▸ Excerpted text
Now, we will access https://www.gramedia.com/categories/buku for this lesson. Before we go further, we need to understand how to access the url in Python. To do it, we use requests library.

In [1]:
import requests
page = requests.get("https://www.gramedia.com/categories/buku")
page

<Response [200]>

If you see the output is <Response [200]>, then you are success to access the url. "200" refers to HTTP status codes. You can read https://id.wikipedia.org/wiki/Daftar_kode_status_HTTP for further explaination.

Now, you can check the HTML content of the page in Python. However, you can also check it on your browser by right click and choose Inspect element to ease your understanding od the web structure.

Above is the HTML structure that Python successfully access. We need to parsing the structure using Beautifulsoup to make it clear and accessible to scrape.

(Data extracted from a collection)
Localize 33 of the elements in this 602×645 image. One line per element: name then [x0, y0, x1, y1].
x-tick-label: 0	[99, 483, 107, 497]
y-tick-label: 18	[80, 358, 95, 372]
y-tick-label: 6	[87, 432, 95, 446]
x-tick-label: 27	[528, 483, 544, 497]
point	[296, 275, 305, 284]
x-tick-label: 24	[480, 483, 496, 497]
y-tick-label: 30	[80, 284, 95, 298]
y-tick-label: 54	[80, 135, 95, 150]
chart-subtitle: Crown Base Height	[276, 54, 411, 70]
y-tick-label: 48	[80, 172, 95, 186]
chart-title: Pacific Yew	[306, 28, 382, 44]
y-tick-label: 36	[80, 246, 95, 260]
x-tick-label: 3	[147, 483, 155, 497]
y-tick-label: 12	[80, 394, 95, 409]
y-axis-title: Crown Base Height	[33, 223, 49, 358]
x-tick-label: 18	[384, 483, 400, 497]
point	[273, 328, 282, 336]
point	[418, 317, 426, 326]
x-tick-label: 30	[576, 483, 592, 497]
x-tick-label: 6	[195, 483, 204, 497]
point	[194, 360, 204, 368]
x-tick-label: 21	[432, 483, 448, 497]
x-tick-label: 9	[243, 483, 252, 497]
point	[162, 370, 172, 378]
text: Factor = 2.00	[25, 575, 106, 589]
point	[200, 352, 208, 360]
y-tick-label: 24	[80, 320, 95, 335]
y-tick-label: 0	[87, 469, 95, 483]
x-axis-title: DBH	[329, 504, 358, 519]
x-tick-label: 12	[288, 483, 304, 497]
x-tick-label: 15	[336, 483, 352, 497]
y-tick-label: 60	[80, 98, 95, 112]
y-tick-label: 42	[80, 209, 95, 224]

▸ Problem requirements
Return the complete web scraping tutorial text above, word for word.

▸ Task result
Now, we will access https://www.gramedia.com/categories/buku for this lesson. Before we go further, we need to understand how to access the url in Python. To do it, we use requests library.

In [1]:
import requests
page = requests.get("https://www.gramedia.com/categories/buku")
page

<Response [200]>

If you see the output is <Response [200]>, then you are success to access the url. "200" refers to HTTP status codes. You can read https://id.wikipedia.org/wiki/Daftar_kode_status_HTTP for further explaination.

Now, you can check the HTML content of the page in Python. However, you can also check it on your browser by right click and choose Inspect element to ease your understanding od the web structure.

Above is the HTML structure that Python successfully access. We need to parsing the structure using Beautifulsoup to make it clear and accessible to scrape.